>> begin EXTRACTED DATA

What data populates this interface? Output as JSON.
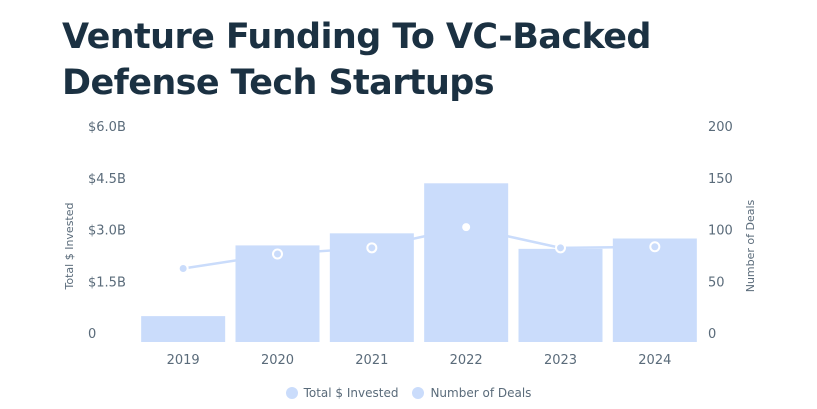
{
  "title": "Venture Funding To VC-Backed Defense Tech Startups",
  "colors": {
    "bar": "#cadcfb",
    "line": "#cadcfb",
    "title": "#1b3142",
    "text": "#5a6b7a"
  },
  "chart_data": {
    "type": "bar",
    "title": "Venture Funding To VC-Backed Defense Tech Startups",
    "categories": [
      "2019",
      "2020",
      "2021",
      "2022",
      "2023",
      "2024"
    ],
    "series": [
      {
        "name": "Total $ Invested",
        "type": "bar",
        "axis": "left",
        "values": [
          0.75,
          2.8,
          3.15,
          4.6,
          2.7,
          3.0
        ]
      },
      {
        "name": "Number of Deals",
        "type": "line",
        "axis": "right",
        "values": [
          71,
          85,
          91,
          111,
          91,
          92
        ]
      }
    ],
    "ylabel": "Total $ Invested",
    "y2label": "Number of Deals",
    "ylim": [
      0,
      6.0
    ],
    "y2lim": [
      0,
      200
    ],
    "yticks": [
      "0",
      "$1.5B",
      "$3.0B",
      "$4.5B",
      "$6.0B"
    ],
    "y2ticks": [
      "0",
      "50",
      "100",
      "150",
      "200"
    ],
    "grid": false,
    "legend": "bottom"
  }
}
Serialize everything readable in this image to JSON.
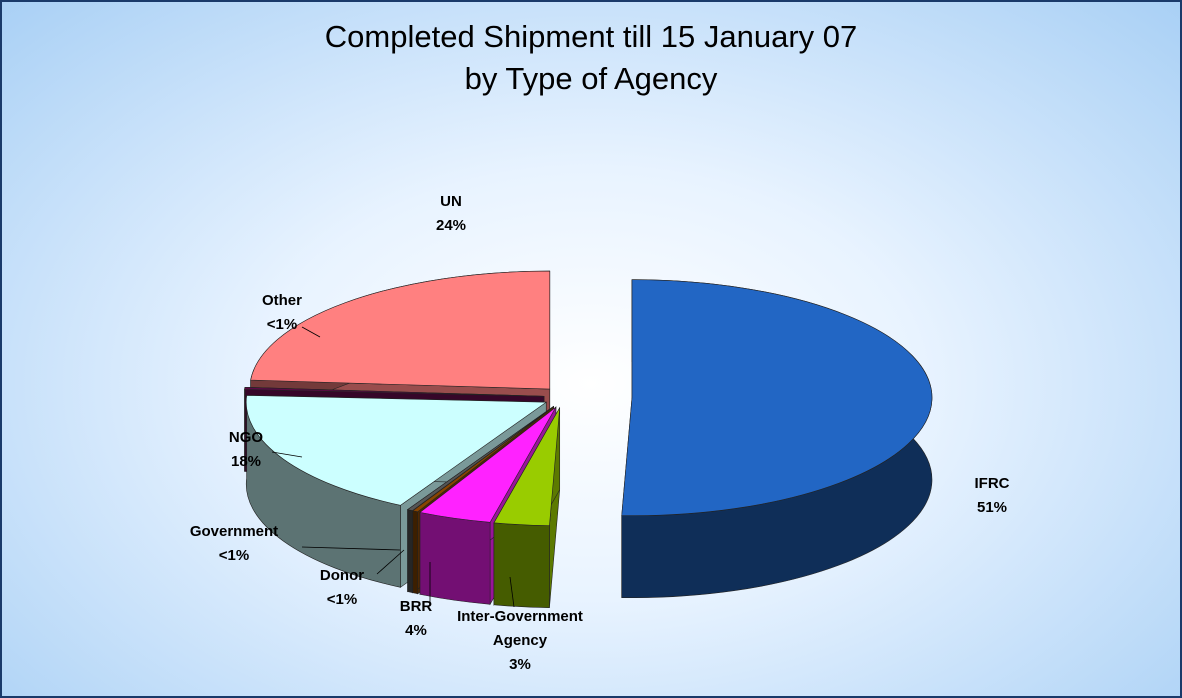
{
  "chart_data": {
    "type": "pie",
    "title": [
      "Completed Shipment till 15 January 07",
      "by Type of Agency"
    ],
    "categories": [
      "IFRC",
      "Inter-Government Agency",
      "BRR",
      "Donor",
      "Government",
      "NGO",
      "Other",
      "UN"
    ],
    "values": [
      51,
      3,
      4,
      0.3,
      0.3,
      18,
      0.3,
      24
    ],
    "value_labels": [
      "51%",
      "3%",
      "4%",
      "<1%",
      "<1%",
      "18%",
      "<1%",
      "24%"
    ],
    "colors": [
      "#2266c4",
      "#99cc00",
      "#ff22ff",
      "#884400",
      "#555555",
      "#ccffff",
      "#5a0a44",
      "#ff8080"
    ]
  }
}
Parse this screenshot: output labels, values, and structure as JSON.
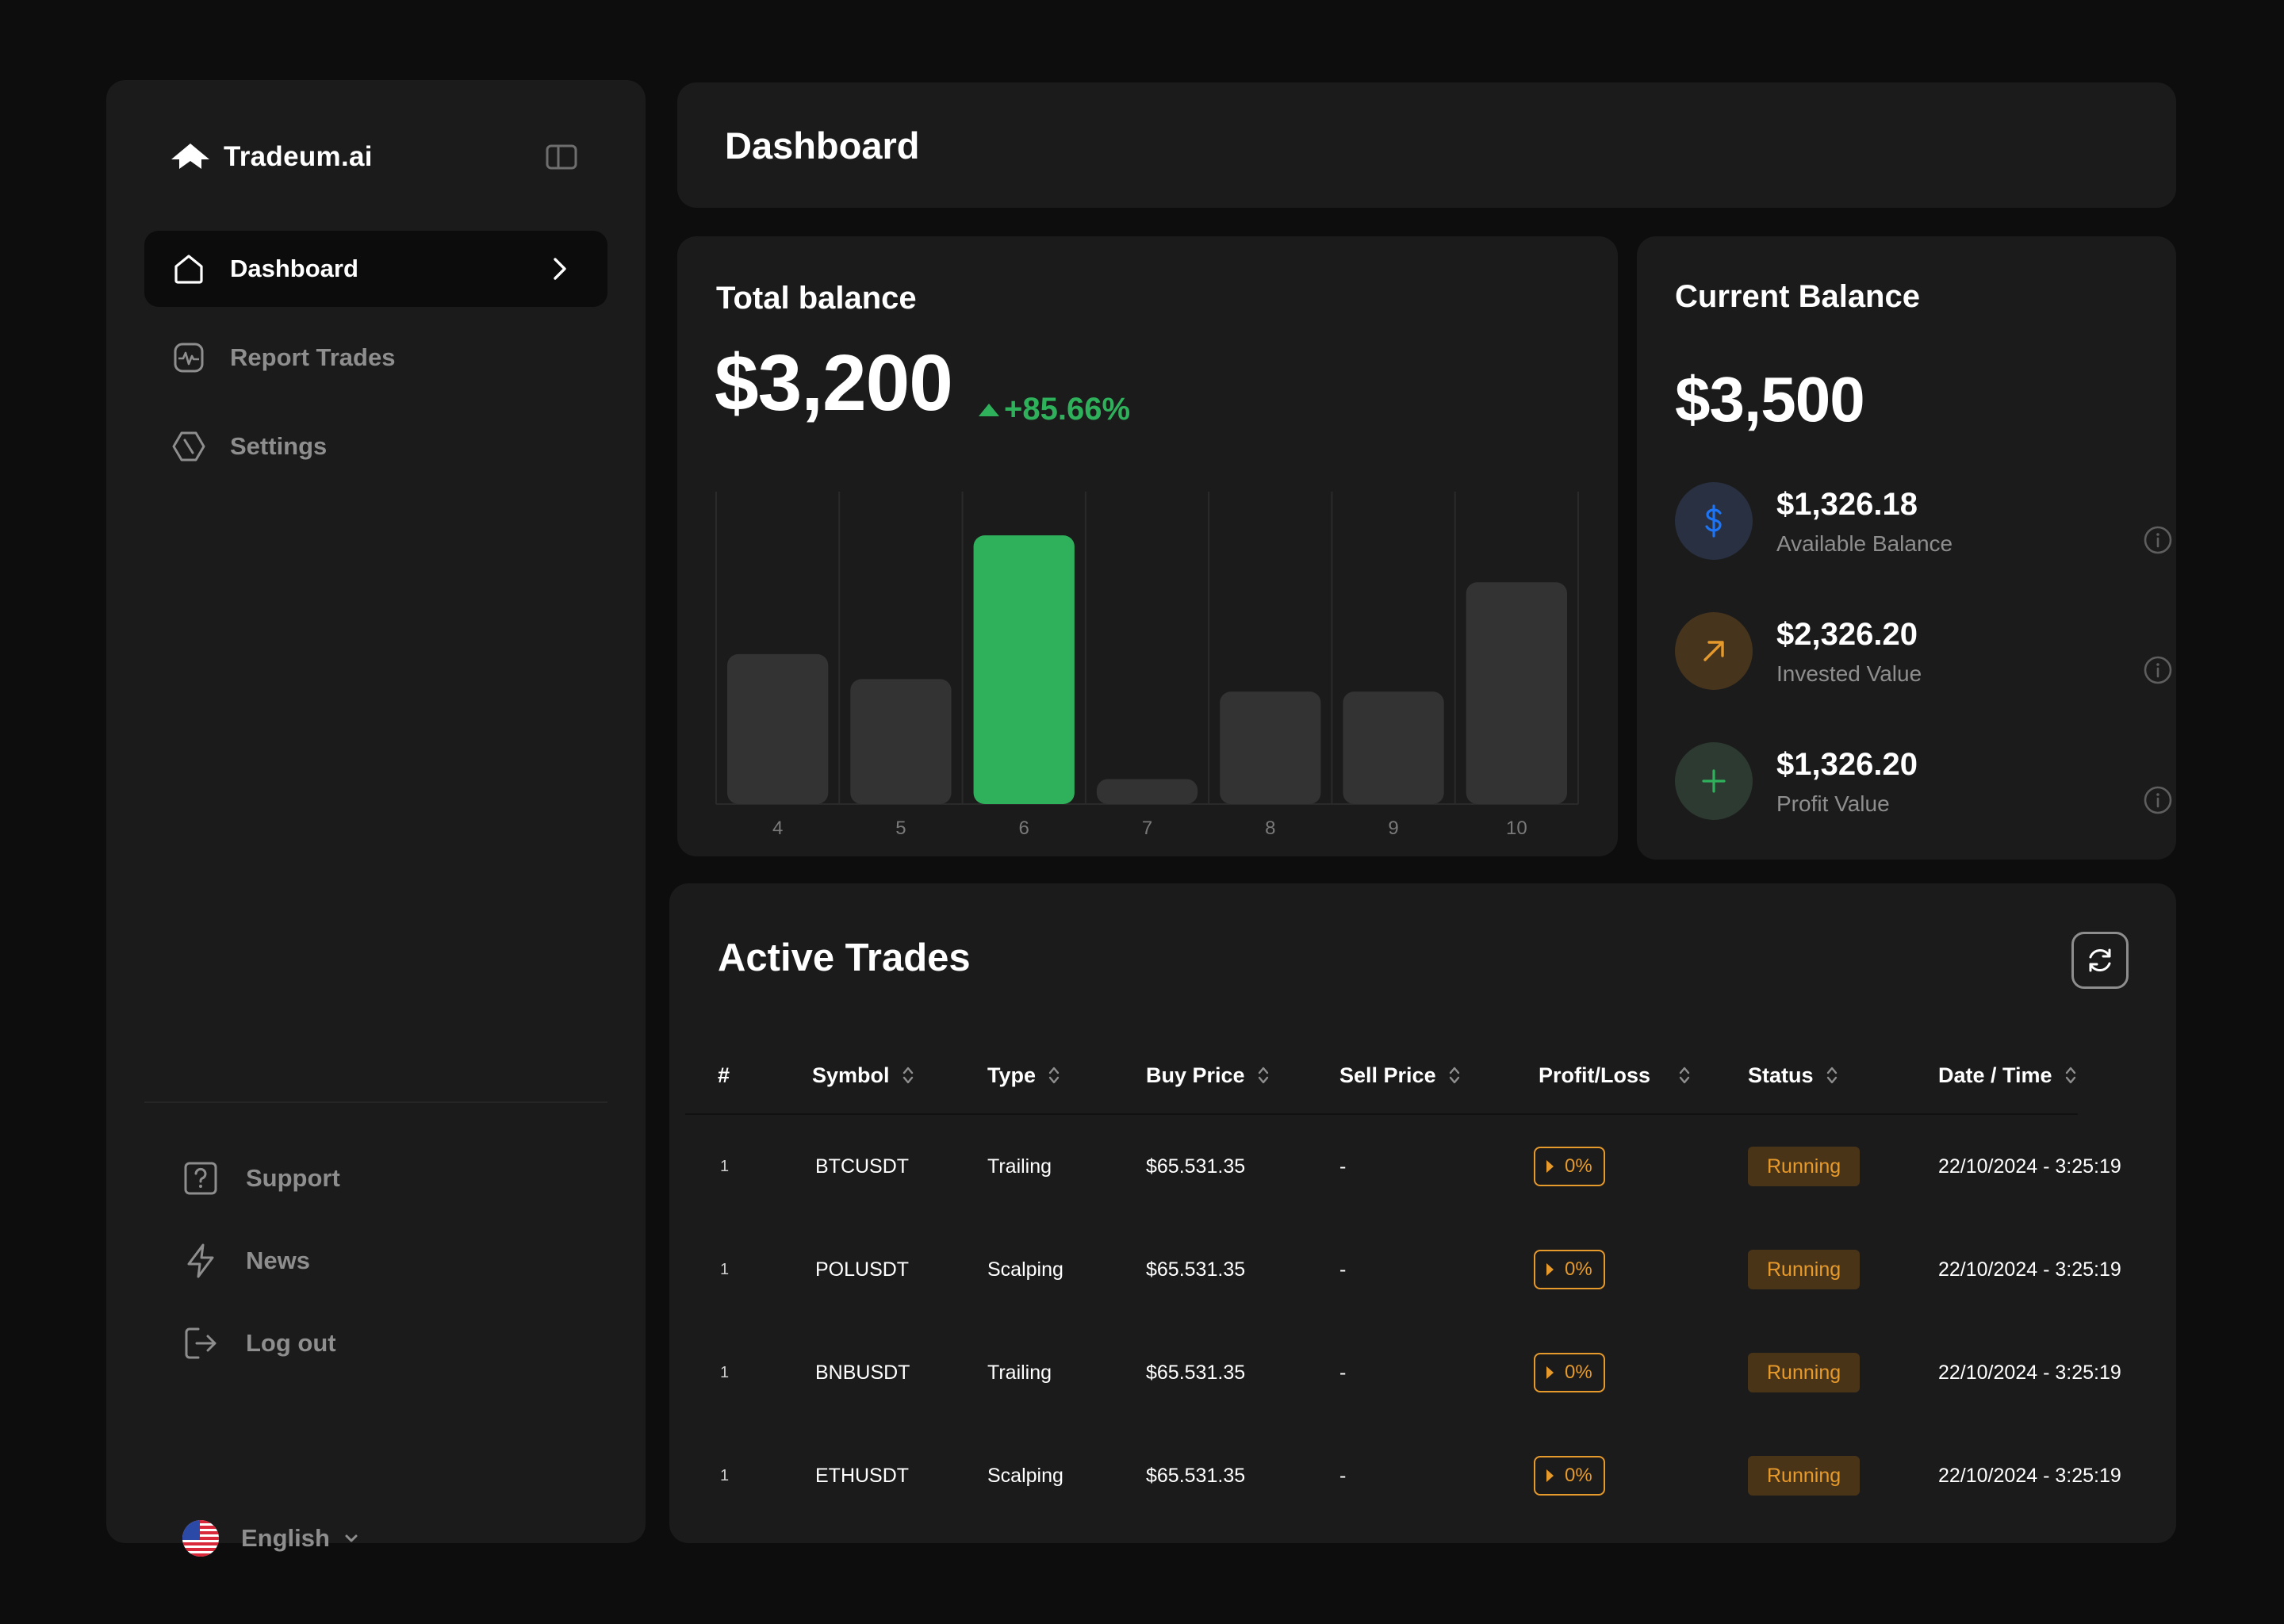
{
  "brand": {
    "name": "Tradeum.ai"
  },
  "sidebar": {
    "items": [
      {
        "label": "Dashboard"
      },
      {
        "label": "Report Trades"
      },
      {
        "label": "Settings"
      }
    ],
    "footer": [
      {
        "label": "Support"
      },
      {
        "label": "News"
      },
      {
        "label": "Log out"
      }
    ],
    "language": "English"
  },
  "header": {
    "title": "Dashboard"
  },
  "total_balance": {
    "label": "Total balance",
    "amount": "$3,200",
    "change": "+85.66%"
  },
  "chart_data": {
    "type": "bar",
    "categories": [
      "4",
      "5",
      "6",
      "7",
      "8",
      "9",
      "10"
    ],
    "values": [
      48,
      40,
      86,
      8,
      36,
      36,
      71
    ],
    "highlight_index": 2,
    "ylim": [
      0,
      100
    ],
    "colors": {
      "bar": "#333333",
      "highlight": "#2fb15c",
      "grid": "#2a2a2a",
      "tick": "#7a7a7a"
    },
    "title": "",
    "xlabel": "",
    "ylabel": ""
  },
  "current_balance": {
    "label": "Current Balance",
    "amount": "$3,500",
    "rows": [
      {
        "value": "$1,326.18",
        "label": "Available Balance",
        "icon": "dollar-icon",
        "color": "#1d74f5"
      },
      {
        "value": "$2,326.20",
        "label": "Invested Value",
        "icon": "arrow-up-right-icon",
        "color": "#e79a2c"
      },
      {
        "value": "$1,326.20",
        "label": "Profit Value",
        "icon": "plus-icon",
        "color": "#2fb15c"
      }
    ]
  },
  "trades": {
    "title": "Active Trades",
    "columns": [
      "#",
      "Symbol",
      "Type",
      "Buy Price",
      "Sell Price",
      "Profit/Loss",
      "Status",
      "Date / Time"
    ],
    "rows": [
      {
        "num": "1",
        "symbol": "BTCUSDT",
        "type": "Trailing",
        "buy": "$65.531.35",
        "sell": "-",
        "pl": "0%",
        "status": "Running",
        "date": "22/10/2024 - 3:25:19"
      },
      {
        "num": "1",
        "symbol": "POLUSDT",
        "type": "Scalping",
        "buy": "$65.531.35",
        "sell": "-",
        "pl": "0%",
        "status": "Running",
        "date": "22/10/2024 - 3:25:19"
      },
      {
        "num": "1",
        "symbol": "BNBUSDT",
        "type": "Trailing",
        "buy": "$65.531.35",
        "sell": "-",
        "pl": "0%",
        "status": "Running",
        "date": "22/10/2024 - 3:25:19"
      },
      {
        "num": "1",
        "symbol": "ETHUSDT",
        "type": "Scalping",
        "buy": "$65.531.35",
        "sell": "-",
        "pl": "0%",
        "status": "Running",
        "date": "22/10/2024 - 3:25:19"
      }
    ]
  }
}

>> end EXTRACTED DATA

__WRITTEN PROBLEM__. Leave out the pictures and print each record exactly as it stands.

__RESPONSE BELOW__.
What data populates this interface? Output as JSON.
{
  "title": "Venture Funding To VC-Backed Defense Tech Startups",
  "colors": {
    "bar": "#cadcfb",
    "line": "#cadcfb",
    "title": "#1b3142",
    "text": "#5a6b7a"
  },
  "chart_data": {
    "type": "bar",
    "title": "Venture Funding To VC-Backed Defense Tech Startups",
    "categories": [
      "2019",
      "2020",
      "2021",
      "2022",
      "2023",
      "2024"
    ],
    "series": [
      {
        "name": "Total $ Invested",
        "type": "bar",
        "axis": "left",
        "values": [
          0.75,
          2.8,
          3.15,
          4.6,
          2.7,
          3.0
        ]
      },
      {
        "name": "Number of Deals",
        "type": "line",
        "axis": "right",
        "values": [
          71,
          85,
          91,
          111,
          91,
          92
        ]
      }
    ],
    "ylabel": "Total $ Invested",
    "y2label": "Number of Deals",
    "ylim": [
      0,
      6.0
    ],
    "y2lim": [
      0,
      200
    ],
    "yticks": [
      "0",
      "$1.5B",
      "$3.0B",
      "$4.5B",
      "$6.0B"
    ],
    "y2ticks": [
      "0",
      "50",
      "100",
      "150",
      "200"
    ],
    "grid": false,
    "legend": "bottom"
  }
}
Serialize everything readable in this image to JSON.
{
  "chart_data": {
    "type": "pie",
    "title": [
      "Completed Shipment till 15 January 07",
      "by Type of Agency"
    ],
    "categories": [
      "IFRC",
      "Inter-Government Agency",
      "BRR",
      "Donor",
      "Government",
      "NGO",
      "Other",
      "UN"
    ],
    "values": [
      51,
      3,
      4,
      0.3,
      0.3,
      18,
      0.3,
      24
    ],
    "value_labels": [
      "51%",
      "3%",
      "4%",
      "<1%",
      "<1%",
      "18%",
      "<1%",
      "24%"
    ],
    "colors": [
      "#2266c4",
      "#99cc00",
      "#ff22ff",
      "#884400",
      "#555555",
      "#ccffff",
      "#5a0a44",
      "#ff8080"
    ]
  }
}
Parse this screenshot: output labels, values, and structure as JSON.
{
  "brand": {
    "name": "Tradeum.ai"
  },
  "sidebar": {
    "items": [
      {
        "label": "Dashboard"
      },
      {
        "label": "Report Trades"
      },
      {
        "label": "Settings"
      }
    ],
    "footer": [
      {
        "label": "Support"
      },
      {
        "label": "News"
      },
      {
        "label": "Log out"
      }
    ],
    "language": "English"
  },
  "header": {
    "title": "Dashboard"
  },
  "total_balance": {
    "label": "Total balance",
    "amount": "$3,200",
    "change": "+85.66%"
  },
  "chart_data": {
    "type": "bar",
    "categories": [
      "4",
      "5",
      "6",
      "7",
      "8",
      "9",
      "10"
    ],
    "values": [
      48,
      40,
      86,
      8,
      36,
      36,
      71
    ],
    "highlight_index": 2,
    "ylim": [
      0,
      100
    ],
    "colors": {
      "bar": "#333333",
      "highlight": "#2fb15c",
      "grid": "#2a2a2a",
      "tick": "#7a7a7a"
    },
    "title": "",
    "xlabel": "",
    "ylabel": ""
  },
  "current_balance": {
    "label": "Current Balance",
    "amount": "$3,500",
    "rows": [
      {
        "value": "$1,326.18",
        "label": "Available Balance",
        "icon": "dollar-icon",
        "color": "#1d74f5"
      },
      {
        "value": "$2,326.20",
        "label": "Invested Value",
        "icon": "arrow-up-right-icon",
        "color": "#e79a2c"
      },
      {
        "value": "$1,326.20",
        "label": "Profit Value",
        "icon": "plus-icon",
        "color": "#2fb15c"
      }
    ]
  },
  "trades": {
    "title": "Active Trades",
    "columns": [
      "#",
      "Symbol",
      "Type",
      "Buy Price",
      "Sell Price",
      "Profit/Loss",
      "Status",
      "Date / Time"
    ],
    "rows": [
      {
        "num": "1",
        "symbol": "BTCUSDT",
        "type": "Trailing",
        "buy": "$65.531.35",
        "sell": "-",
        "pl": "0%",
        "status": "Running",
        "date": "22/10/2024 - 3:25:19"
      },
      {
        "num": "1",
        "symbol": "POLUSDT",
        "type": "Scalping",
        "buy": "$65.531.35",
        "sell": "-",
        "pl": "0%",
        "status": "Running",
        "date": "22/10/2024 - 3:25:19"
      },
      {
        "num": "1",
        "symbol": "BNBUSDT",
        "type": "Trailing",
        "buy": "$65.531.35",
        "sell": "-",
        "pl": "0%",
        "status": "Running",
        "date": "22/10/2024 - 3:25:19"
      },
      {
        "num": "1",
        "symbol": "ETHUSDT",
        "type": "Scalping",
        "buy": "$65.531.35",
        "sell": "-",
        "pl": "0%",
        "status": "Running",
        "date": "22/10/2024 - 3:25:19"
      }
    ]
  }
}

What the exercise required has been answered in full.